(A block of data)
________________________
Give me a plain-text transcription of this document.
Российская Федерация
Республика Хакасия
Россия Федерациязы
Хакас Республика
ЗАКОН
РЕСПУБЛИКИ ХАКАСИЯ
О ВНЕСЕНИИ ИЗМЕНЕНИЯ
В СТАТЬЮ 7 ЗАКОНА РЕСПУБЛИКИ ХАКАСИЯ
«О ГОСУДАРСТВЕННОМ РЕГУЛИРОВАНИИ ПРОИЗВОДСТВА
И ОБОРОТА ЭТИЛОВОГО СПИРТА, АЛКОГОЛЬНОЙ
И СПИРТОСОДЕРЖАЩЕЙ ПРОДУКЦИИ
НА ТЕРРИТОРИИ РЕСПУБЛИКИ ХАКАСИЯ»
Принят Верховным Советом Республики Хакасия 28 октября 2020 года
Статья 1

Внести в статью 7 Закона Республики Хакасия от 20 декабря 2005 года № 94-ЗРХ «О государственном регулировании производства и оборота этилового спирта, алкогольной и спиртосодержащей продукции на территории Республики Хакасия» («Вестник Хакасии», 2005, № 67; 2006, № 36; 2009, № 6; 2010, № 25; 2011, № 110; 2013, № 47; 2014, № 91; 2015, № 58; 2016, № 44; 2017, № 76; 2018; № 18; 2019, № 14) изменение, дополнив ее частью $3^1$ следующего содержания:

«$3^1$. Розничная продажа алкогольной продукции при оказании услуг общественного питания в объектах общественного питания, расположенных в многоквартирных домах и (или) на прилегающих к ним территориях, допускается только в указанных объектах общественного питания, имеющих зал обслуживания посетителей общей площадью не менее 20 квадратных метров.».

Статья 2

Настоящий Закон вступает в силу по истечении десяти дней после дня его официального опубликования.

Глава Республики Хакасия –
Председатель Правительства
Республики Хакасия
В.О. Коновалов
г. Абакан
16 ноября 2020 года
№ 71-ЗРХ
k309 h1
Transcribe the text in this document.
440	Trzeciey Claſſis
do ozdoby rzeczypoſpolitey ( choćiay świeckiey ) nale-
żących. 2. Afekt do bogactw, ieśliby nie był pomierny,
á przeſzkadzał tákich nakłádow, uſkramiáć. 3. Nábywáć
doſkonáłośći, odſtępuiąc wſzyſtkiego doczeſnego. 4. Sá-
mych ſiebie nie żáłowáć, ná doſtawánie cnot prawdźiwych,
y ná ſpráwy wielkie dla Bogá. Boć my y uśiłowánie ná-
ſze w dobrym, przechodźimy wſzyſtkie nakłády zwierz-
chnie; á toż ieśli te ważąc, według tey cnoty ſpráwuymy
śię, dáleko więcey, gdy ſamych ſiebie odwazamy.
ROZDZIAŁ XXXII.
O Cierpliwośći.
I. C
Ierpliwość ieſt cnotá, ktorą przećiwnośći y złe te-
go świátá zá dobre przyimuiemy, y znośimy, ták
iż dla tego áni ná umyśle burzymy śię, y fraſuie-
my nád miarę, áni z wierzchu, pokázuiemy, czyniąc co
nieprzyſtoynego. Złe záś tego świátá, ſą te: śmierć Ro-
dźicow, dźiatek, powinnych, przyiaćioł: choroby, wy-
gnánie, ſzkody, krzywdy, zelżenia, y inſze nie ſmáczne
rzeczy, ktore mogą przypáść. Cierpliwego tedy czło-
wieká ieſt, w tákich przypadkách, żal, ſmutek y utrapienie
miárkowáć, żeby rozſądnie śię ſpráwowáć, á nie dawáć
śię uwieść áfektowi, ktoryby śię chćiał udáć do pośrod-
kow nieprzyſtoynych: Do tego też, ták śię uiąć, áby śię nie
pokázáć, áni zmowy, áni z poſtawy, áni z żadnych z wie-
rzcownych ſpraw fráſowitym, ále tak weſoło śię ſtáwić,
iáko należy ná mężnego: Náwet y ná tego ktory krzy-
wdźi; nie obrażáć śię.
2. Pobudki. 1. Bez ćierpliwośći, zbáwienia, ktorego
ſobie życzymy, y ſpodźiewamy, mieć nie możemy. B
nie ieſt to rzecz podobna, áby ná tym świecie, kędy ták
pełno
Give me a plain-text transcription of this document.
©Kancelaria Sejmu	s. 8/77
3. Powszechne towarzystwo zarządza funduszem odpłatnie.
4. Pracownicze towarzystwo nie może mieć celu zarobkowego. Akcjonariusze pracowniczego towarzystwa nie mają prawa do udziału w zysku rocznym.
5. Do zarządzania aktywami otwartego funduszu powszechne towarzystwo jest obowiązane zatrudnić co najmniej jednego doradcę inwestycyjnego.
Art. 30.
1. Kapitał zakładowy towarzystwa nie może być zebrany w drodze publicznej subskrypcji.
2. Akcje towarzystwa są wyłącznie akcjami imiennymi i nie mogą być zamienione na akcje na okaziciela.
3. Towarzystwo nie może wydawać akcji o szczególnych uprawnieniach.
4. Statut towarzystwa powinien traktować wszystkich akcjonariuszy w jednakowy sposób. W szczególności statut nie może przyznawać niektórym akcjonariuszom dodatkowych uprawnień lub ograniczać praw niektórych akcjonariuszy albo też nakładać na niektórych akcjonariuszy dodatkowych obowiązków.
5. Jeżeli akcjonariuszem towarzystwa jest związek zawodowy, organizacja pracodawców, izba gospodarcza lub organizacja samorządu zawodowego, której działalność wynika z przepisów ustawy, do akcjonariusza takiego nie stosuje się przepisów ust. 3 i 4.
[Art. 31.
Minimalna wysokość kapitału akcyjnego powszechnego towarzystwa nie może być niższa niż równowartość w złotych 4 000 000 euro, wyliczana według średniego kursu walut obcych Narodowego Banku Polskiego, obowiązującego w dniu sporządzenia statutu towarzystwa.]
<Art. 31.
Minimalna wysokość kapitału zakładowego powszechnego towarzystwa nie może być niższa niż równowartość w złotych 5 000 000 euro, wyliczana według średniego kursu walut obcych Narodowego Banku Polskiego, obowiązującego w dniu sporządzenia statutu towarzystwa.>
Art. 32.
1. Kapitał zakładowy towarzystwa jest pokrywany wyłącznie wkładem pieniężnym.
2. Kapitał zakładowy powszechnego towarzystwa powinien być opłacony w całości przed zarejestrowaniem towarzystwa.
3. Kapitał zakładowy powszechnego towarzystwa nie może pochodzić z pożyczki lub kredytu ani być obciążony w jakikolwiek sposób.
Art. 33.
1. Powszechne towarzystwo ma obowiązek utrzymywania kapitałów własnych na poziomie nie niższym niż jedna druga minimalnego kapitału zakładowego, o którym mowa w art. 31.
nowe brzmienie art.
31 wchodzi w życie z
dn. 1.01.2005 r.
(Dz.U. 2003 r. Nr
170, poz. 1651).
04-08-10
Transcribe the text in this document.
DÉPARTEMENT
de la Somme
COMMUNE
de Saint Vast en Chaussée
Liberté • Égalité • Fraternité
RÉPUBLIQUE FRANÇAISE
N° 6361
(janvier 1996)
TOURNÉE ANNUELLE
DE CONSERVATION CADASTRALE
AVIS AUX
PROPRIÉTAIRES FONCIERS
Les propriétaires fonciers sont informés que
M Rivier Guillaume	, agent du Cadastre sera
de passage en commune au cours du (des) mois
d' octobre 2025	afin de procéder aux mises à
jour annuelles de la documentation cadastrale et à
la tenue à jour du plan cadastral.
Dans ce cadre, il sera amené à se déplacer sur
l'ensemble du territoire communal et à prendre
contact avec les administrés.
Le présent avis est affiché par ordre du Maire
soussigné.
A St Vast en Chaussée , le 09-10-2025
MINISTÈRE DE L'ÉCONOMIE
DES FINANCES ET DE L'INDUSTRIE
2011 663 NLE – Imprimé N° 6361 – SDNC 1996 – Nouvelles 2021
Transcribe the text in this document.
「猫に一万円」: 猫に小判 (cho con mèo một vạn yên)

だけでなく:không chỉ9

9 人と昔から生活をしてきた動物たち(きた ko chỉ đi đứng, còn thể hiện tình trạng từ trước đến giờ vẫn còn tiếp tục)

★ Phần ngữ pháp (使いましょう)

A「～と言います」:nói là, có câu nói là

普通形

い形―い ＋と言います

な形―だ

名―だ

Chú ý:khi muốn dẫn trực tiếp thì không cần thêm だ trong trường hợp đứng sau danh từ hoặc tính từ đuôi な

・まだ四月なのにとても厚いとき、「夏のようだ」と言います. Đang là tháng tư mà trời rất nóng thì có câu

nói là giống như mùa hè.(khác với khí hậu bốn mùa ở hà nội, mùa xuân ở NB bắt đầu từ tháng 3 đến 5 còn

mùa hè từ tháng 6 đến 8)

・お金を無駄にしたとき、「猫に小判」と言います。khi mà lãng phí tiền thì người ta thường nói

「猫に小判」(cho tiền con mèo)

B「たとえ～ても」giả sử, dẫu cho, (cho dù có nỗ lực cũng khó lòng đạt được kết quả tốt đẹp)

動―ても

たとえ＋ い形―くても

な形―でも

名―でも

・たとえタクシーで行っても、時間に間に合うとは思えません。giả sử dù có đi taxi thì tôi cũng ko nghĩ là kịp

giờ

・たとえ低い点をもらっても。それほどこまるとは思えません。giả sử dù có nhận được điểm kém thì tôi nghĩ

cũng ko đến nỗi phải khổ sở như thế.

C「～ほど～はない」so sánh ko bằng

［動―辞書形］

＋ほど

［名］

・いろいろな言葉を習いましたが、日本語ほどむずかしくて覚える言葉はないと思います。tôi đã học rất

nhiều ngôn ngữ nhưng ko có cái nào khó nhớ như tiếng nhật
________________________
» REQUIRED TASK: The lines to collect are those holding the string "года"; copy them all.

» RESPONSE:
Принят Верховным Советом Республики Хакасия 28 октября 2020 года
Внести в статью 7 Закона Республики Хакасия от 20 декабря 2005 года № 94-ЗРХ «О государственном регулировании производства и оборота этилового спирта, алкогольной и спиртосодержащей продукции на территории Республики Хакасия» («Вестник Хакасии», 2005, № 67; 2006, № 36; 2009, № 6; 2010, № 25; 2011, № 110; 2013, № 47; 2014, № 91; 2015, № 58; 2016, № 44; 2017, № 76; 2018; № 18; 2019, № 14) изменение, дополнив ее частью $3^1$ следующего содержания:
16 ноября 2020 года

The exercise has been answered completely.